▶ **EXERCISE**
Present the following entries again, word for word and in full.

════════

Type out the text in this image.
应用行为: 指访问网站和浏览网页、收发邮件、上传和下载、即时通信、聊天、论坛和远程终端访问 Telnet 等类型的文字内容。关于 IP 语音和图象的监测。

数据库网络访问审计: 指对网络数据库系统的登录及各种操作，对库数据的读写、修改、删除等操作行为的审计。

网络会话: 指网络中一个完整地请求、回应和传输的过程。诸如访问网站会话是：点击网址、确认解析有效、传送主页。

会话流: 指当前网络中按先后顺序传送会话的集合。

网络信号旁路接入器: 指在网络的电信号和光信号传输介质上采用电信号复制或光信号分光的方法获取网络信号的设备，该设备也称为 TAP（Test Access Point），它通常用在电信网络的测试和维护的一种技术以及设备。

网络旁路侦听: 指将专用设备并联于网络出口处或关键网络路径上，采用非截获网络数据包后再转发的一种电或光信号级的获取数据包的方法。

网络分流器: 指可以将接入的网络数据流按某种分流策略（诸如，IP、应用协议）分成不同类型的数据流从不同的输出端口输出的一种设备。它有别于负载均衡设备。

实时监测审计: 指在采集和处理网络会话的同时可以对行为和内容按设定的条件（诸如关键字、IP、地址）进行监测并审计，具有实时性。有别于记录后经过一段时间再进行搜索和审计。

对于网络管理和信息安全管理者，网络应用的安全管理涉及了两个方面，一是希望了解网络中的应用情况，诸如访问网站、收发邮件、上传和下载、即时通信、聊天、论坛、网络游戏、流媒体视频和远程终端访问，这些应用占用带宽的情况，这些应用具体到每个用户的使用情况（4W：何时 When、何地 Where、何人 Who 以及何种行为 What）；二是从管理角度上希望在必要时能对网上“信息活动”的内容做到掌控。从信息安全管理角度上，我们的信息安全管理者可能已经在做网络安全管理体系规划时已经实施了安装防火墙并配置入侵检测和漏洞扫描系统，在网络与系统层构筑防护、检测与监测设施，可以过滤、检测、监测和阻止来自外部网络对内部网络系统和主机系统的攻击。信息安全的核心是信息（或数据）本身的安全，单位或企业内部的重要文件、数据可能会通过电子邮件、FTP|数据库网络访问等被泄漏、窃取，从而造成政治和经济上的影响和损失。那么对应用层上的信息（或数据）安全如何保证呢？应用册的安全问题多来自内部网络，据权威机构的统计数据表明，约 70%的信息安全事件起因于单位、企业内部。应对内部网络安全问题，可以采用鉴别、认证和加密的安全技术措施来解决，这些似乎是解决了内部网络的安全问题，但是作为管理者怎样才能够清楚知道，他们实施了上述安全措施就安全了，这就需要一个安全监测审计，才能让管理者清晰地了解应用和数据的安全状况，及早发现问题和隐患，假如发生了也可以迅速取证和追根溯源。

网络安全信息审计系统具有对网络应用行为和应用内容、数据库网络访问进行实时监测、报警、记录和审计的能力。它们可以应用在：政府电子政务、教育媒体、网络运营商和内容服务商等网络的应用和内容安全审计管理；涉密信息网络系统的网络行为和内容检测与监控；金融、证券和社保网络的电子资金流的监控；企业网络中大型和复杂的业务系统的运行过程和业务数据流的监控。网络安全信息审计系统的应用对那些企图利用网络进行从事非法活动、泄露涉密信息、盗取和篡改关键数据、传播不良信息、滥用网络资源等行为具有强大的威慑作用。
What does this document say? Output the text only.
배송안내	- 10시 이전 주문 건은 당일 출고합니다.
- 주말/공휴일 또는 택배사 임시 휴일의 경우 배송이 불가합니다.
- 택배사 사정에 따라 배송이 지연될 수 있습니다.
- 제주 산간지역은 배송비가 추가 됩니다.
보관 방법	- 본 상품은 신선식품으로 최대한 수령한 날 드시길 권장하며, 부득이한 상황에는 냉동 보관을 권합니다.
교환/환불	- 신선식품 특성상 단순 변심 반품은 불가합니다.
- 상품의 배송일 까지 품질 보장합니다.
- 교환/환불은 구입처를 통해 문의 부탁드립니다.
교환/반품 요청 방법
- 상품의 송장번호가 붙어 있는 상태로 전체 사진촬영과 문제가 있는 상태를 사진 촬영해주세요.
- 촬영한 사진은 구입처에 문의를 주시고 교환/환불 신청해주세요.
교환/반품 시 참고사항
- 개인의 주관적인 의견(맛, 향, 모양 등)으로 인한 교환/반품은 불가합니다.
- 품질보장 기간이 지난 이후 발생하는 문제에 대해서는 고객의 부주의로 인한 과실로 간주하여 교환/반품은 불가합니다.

════════

▶ **FINISHED EXERCISE**
Type out the text in this image.
应用行为: 指访问网站和浏览网页、收发邮件、上传和下载、即时通信、聊天、论坛和远程终端访问 Telnet 等类型的文字内容。关于 IP 语音和图象的监测。

数据库网络访问审计: 指对网络数据库系统的登录及各种操作，对库数据的读写、修改、删除等操作行为的审计。

网络会话: 指网络中一个完整地请求、回应和传输的过程。诸如访问网站会话是：点击网址、确认解析有效、传送主页。

会话流: 指当前网络中按先后顺序传送会话的集合。

网络信号旁路接入器: 指在网络的电信号和光信号传输介质上采用电信号复制或光信号分光的方法获取网络信号的设备，该设备也称为 TAP（Test Access Point），它通常用在电信网络的测试和维护的一种技术以及设备。

网络旁路侦听: 指将专用设备并联于网络出口处或关键网络路径上，采用非截获网络数据包后再转发的一种电或光信号级的获取数据包的方法。

网络分流器: 指可以将接入的网络数据流按某种分流策略（诸如，IP、应用协议）分成不同类型的数据流从不同的输出端口输出的一种设备。它有别于负载均衡设备。

实时监测审计: 指在采集和处理网络会话的同时可以对行为和内容按设定的条件（诸如关键字、IP、地址）进行监测并审计，具有实时性。有别于记录后经过一段时间再进行搜索和审计。

对于网络管理和信息安全管理者，网络应用的安全管理涉及了两个方面，一是希望了解网络中的应用情况，诸如访问网站、收发邮件、上传和下载、即时通信、聊天、论坛、网络游戏、流媒体视频和远程终端访问，这些应用占用带宽的情况，这些应用具体到每个用户的使用情况（4W：何时 When、何地 Where、何人 Who 以及何种行为 What）；二是从管理角度上希望在必要时能对网上“信息活动”的内容做到掌控。从信息安全管理角度上，我们的信息安全管理者可能已经在做网络安全管理体系规划时已经实施了安装防火墙并配置入侵检测和漏洞扫描系统，在网络与系统层构筑防护、检测与监测设施，可以过滤、检测、监测和阻止来自外部网络对内部网络系统和主机系统的攻击。信息安全的核心是信息（或数据）本身的安全，单位或企业内部的重要文件、数据可能会通过电子邮件、FTP|数据库网络访问等被泄漏、窃取，从而造成政治和经济上的影响和损失。那么对应用层上的信息（或数据）安全如何保证呢？应用册的安全问题多来自内部网络，据权威机构的统计数据表明，约 70%的信息安全事件起因于单位、企业内部。应对内部网络安全问题，可以采用鉴别、认证和加密的安全技术措施来解决，这些似乎是解决了内部网络的安全问题，但是作为管理者怎样才能够清楚知道，他们实施了上述安全措施就安全了，这就需要一个安全监测审计，才能让管理者清晰地了解应用和数据的安全状况，及早发现问题和隐患，假如发生了也可以迅速取证和追根溯源。

网络安全信息审计系统具有对网络应用行为和应用内容、数据库网络访问进行实时监测、报警、记录和审计的能力。它们可以应用在：政府电子政务、教育媒体、网络运营商和内容服务商等网络的应用和内容安全审计管理；涉密信息网络系统的网络行为和内容检测与监控；金融、证券和社保网络的电子资金流的监控；企业网络中大型和复杂的业务系统的运行过程和业务数据流的监控。网络安全信息审计系统的应用对那些企图利用网络进行从事非法活动、泄露涉密信息、盗取和篡改关键数据、传播不良信息、滥用网络资源等行为具有强大的威慑作用。
What does this document say? Output the text only.
배송안내	- 10시 이전 주문 건은 당일 출고합니다.
- 주말/공휴일 또는 택배사 임시 휴일의 경우 배송이 불가합니다.
- 택배사 사정에 따라 배송이 지연될 수 있습니다.
- 제주 산간지역은 배송비가 추가 됩니다.
보관 방법	- 본 상품은 신선식품으로 최대한 수령한 날 드시길 권장하며, 부득이한 상황에는 냉동 보관을 권합니다.
교환/환불	- 신선식품 특성상 단순 변심 반품은 불가합니다.
- 상품의 배송일 까지 품질 보장합니다.
- 교환/환불은 구입처를 통해 문의 부탁드립니다.
교환/반품 요청 방법
- 상품의 송장번호가 붙어 있는 상태로 전체 사진촬영과 문제가 있는 상태를 사진 촬영해주세요.
- 촬영한 사진은 구입처에 문의를 주시고 교환/환불 신청해주세요.
교환/반품 시 참고사항
- 개인의 주관적인 의견(맛, 향, 모양 등)으로 인한 교환/반품은 불가합니다.
- 품질보장 기간이 지난 이후 발생하는 문제에 대해서는 고객의 부주의로 인한 과실로 간주하여 교환/반품은 불가합니다.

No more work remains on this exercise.